Dataset excerpt.
━━━━━━━━

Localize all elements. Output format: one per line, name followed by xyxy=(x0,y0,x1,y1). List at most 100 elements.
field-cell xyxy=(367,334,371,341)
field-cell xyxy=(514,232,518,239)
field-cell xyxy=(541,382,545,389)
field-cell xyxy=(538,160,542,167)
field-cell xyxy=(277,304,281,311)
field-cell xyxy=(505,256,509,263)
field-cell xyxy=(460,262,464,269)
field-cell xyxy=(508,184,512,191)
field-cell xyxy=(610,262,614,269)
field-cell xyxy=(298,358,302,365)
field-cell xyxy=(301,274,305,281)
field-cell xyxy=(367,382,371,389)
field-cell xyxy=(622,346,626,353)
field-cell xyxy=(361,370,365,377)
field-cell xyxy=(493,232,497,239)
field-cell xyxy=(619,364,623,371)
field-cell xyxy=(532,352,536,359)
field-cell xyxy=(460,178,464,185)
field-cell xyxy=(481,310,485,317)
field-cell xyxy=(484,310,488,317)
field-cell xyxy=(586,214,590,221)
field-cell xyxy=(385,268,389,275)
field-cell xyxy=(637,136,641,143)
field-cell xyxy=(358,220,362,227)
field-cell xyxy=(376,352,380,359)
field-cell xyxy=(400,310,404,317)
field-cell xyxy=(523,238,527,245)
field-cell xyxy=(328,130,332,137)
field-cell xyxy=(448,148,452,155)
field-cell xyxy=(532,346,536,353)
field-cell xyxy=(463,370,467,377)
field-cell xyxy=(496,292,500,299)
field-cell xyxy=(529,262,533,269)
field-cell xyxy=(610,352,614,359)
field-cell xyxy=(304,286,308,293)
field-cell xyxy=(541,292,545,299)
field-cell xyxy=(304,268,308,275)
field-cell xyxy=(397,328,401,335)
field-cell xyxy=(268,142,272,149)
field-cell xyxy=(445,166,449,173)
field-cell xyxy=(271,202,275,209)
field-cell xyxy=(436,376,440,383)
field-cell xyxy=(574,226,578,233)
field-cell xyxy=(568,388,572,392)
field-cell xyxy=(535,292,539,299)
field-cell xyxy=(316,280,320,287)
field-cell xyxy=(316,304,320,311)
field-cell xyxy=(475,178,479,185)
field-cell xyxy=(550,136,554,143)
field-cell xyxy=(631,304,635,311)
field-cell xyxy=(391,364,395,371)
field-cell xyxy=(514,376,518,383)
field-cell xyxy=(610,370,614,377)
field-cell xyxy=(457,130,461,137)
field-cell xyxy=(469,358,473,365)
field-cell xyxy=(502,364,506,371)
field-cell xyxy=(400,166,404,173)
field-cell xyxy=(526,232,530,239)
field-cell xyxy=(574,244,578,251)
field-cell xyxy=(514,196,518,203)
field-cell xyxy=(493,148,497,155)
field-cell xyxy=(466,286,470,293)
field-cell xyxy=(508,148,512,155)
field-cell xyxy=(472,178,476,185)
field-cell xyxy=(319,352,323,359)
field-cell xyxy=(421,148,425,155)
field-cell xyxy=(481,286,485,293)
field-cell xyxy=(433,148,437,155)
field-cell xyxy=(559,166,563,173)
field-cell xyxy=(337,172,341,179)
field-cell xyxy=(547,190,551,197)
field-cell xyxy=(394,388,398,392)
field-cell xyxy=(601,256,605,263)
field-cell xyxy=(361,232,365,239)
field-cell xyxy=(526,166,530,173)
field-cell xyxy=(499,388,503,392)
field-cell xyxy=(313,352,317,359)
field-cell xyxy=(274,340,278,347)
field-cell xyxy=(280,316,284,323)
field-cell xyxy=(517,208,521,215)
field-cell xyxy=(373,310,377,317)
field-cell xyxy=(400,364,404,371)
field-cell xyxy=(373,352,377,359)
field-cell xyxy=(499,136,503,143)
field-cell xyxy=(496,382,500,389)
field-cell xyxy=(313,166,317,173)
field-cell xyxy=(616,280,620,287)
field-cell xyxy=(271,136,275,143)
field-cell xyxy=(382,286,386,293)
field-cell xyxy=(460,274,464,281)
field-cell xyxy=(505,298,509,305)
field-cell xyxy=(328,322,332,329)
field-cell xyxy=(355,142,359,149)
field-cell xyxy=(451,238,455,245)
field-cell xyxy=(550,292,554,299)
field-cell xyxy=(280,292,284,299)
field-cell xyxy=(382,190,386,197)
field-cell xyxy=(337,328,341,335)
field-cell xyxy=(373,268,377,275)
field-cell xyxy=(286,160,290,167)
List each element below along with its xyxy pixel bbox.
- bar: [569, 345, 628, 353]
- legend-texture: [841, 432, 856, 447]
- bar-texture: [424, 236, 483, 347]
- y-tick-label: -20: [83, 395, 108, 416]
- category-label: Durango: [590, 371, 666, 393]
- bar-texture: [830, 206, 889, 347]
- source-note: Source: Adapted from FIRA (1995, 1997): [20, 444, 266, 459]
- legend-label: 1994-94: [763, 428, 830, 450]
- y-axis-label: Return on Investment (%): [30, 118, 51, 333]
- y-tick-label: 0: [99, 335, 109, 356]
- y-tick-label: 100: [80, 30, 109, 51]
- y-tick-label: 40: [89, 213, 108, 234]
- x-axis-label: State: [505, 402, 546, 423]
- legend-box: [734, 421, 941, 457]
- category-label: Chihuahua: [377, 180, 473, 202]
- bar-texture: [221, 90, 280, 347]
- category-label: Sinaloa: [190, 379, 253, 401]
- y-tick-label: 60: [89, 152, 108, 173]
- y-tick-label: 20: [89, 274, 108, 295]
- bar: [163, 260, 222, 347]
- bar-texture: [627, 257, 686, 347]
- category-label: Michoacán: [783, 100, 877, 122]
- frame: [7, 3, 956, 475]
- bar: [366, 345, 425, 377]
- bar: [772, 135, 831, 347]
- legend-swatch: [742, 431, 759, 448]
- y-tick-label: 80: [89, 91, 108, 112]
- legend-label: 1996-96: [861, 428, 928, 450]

━━━━━━━━

Copy the records character for character from their first line through the line containing "field-cell xyxy=(298,358,302,365)", including both of those lines.

Localize all elements. Output format: one per line, name followed by xyxy=(x0,y0,x1,y1). List at most 100 elements.
field-cell xyxy=(367,334,371,341)
field-cell xyxy=(514,232,518,239)
field-cell xyxy=(541,382,545,389)
field-cell xyxy=(538,160,542,167)
field-cell xyxy=(277,304,281,311)
field-cell xyxy=(505,256,509,263)
field-cell xyxy=(460,262,464,269)
field-cell xyxy=(508,184,512,191)
field-cell xyxy=(610,262,614,269)
field-cell xyxy=(298,358,302,365)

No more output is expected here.